Extracted records
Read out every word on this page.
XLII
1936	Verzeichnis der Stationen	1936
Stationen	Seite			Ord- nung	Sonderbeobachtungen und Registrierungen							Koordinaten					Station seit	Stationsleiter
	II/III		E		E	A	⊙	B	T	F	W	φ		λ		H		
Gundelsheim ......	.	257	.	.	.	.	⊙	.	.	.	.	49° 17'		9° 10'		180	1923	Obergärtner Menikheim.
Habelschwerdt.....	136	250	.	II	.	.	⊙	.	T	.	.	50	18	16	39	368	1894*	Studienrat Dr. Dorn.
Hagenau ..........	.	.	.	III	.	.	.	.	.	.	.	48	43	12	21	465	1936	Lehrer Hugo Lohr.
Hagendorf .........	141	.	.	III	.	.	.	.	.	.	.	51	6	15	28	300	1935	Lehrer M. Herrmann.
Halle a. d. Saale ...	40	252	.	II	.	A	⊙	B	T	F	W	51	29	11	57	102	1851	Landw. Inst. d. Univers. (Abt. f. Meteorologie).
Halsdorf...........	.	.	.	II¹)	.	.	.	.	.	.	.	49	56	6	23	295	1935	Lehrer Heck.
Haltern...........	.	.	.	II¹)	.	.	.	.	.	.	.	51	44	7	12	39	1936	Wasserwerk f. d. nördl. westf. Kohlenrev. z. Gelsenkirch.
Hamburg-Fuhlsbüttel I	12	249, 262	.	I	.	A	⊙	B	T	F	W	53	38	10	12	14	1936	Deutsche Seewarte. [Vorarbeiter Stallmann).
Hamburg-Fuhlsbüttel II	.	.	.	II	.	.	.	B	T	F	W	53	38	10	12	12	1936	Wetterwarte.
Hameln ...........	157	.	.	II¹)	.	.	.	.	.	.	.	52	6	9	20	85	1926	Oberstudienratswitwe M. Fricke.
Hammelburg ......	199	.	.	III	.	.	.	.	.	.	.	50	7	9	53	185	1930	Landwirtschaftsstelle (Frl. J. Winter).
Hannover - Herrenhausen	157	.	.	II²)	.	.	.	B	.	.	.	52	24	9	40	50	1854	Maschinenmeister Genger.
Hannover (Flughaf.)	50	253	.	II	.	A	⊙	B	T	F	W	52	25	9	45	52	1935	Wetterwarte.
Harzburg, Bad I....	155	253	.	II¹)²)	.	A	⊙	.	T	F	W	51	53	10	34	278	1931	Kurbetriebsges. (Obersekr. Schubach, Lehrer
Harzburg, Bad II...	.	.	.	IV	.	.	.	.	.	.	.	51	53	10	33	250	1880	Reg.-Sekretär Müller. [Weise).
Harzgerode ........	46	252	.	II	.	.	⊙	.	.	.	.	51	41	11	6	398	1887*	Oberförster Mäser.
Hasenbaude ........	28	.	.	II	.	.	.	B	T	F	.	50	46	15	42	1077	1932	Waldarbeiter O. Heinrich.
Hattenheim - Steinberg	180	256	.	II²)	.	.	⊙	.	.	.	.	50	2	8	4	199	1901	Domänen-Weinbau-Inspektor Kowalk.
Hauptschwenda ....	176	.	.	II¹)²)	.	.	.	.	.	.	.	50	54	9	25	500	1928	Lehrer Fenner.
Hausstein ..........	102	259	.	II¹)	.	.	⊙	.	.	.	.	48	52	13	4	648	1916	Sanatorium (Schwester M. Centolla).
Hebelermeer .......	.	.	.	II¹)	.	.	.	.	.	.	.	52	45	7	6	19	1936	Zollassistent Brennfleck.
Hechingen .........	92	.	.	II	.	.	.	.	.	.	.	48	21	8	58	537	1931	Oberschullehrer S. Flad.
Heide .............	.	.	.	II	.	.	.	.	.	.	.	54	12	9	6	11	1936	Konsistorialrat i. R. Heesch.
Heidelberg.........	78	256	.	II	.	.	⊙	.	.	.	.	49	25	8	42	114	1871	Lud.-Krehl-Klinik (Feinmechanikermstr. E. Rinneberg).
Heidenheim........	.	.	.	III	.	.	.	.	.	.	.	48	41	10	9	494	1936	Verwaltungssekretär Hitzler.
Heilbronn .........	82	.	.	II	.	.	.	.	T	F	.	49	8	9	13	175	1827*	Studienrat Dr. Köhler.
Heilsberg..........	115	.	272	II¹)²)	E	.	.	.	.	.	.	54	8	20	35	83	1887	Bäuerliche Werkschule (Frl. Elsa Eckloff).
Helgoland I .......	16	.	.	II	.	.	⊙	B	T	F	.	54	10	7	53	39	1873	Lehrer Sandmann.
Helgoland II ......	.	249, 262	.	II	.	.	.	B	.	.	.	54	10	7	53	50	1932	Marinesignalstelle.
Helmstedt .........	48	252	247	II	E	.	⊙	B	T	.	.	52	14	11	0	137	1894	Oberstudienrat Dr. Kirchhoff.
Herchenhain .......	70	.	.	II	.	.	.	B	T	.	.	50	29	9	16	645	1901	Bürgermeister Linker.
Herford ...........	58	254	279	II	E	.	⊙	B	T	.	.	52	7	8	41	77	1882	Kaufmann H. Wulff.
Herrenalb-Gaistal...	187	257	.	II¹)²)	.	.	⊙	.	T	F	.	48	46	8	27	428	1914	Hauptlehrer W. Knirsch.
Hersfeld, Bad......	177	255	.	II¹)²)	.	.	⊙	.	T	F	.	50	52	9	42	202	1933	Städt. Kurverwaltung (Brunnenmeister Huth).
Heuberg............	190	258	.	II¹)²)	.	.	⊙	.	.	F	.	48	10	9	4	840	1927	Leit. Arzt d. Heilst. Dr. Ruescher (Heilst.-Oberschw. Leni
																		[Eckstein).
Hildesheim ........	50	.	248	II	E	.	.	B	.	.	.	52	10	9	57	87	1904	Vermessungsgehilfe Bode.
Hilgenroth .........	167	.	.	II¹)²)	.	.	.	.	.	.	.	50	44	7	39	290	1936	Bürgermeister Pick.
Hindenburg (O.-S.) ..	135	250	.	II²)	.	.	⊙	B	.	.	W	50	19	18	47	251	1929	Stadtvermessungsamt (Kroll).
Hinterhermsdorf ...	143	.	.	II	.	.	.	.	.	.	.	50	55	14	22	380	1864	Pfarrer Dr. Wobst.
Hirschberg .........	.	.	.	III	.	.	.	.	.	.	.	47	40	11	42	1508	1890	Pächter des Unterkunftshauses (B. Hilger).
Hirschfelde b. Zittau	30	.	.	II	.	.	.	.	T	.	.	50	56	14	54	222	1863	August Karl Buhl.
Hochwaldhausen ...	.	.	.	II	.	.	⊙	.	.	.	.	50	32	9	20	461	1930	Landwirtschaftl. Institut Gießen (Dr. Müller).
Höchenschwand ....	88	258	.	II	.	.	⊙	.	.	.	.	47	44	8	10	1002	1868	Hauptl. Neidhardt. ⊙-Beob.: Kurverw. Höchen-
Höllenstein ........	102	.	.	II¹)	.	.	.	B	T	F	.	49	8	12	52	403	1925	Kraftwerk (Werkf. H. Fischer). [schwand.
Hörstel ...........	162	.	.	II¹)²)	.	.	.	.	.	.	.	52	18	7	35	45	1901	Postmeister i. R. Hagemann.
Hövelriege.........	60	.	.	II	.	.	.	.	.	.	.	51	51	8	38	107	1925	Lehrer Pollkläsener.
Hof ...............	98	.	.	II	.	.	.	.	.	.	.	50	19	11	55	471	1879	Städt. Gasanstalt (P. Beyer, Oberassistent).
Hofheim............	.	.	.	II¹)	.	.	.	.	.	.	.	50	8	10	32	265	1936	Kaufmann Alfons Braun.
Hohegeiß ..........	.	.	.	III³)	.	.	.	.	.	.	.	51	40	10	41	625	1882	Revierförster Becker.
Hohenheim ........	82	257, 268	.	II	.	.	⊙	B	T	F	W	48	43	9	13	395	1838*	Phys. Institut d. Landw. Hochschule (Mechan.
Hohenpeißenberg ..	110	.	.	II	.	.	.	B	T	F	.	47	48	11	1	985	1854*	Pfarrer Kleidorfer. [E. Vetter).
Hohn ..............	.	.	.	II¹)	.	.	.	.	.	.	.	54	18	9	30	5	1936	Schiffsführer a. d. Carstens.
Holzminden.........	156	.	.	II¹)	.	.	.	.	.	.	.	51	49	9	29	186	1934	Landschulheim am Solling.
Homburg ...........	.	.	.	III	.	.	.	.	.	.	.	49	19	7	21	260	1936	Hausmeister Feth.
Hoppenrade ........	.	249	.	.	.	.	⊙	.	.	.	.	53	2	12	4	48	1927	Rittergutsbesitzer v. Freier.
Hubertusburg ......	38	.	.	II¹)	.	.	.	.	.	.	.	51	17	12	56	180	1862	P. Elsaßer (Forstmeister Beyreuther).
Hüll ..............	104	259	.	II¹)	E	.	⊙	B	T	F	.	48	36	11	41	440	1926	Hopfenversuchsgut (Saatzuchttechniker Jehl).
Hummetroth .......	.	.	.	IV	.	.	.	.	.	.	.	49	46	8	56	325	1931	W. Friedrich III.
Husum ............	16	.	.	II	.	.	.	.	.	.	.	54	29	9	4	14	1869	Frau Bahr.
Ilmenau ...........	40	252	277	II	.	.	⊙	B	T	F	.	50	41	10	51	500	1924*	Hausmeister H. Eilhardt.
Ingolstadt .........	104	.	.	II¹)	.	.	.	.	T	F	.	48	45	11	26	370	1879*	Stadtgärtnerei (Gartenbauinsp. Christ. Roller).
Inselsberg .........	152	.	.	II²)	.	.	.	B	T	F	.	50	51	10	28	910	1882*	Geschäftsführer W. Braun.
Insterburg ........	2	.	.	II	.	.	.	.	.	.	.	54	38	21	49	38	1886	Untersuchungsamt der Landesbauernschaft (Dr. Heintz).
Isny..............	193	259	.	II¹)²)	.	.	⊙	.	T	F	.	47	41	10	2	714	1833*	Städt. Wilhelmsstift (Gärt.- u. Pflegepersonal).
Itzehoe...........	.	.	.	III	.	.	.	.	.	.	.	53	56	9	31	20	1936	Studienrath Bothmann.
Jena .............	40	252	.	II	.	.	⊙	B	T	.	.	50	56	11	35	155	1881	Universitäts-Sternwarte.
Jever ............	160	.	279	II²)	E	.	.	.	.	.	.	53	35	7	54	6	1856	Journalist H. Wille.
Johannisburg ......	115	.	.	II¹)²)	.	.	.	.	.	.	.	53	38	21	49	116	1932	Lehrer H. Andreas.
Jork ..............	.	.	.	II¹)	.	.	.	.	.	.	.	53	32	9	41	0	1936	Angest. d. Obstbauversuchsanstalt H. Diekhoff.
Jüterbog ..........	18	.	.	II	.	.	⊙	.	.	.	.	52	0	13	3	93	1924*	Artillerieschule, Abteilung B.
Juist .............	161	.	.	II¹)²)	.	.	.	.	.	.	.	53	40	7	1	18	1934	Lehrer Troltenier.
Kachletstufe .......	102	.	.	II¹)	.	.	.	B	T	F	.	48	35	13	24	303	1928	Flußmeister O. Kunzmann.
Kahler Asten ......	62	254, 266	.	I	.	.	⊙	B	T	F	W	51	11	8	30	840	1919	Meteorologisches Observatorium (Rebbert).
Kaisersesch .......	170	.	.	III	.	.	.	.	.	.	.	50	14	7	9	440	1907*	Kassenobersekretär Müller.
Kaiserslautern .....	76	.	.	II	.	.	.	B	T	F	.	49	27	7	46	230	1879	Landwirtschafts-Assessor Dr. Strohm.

- _To do_
Filter out every line that lacks the word "Hausmeister", and copy the rest.

- _The response_
Homburg ...........	.	.	.	III	.	.	.	.	.	.	.	49	19	7	21	260	1936	Hausmeister Feth.
Ilmenau ...........	40	252	277	II	.	.	⊙	B	T	F	.	50	41	10	51	500	1924*	Hausmeister H. Eilhardt.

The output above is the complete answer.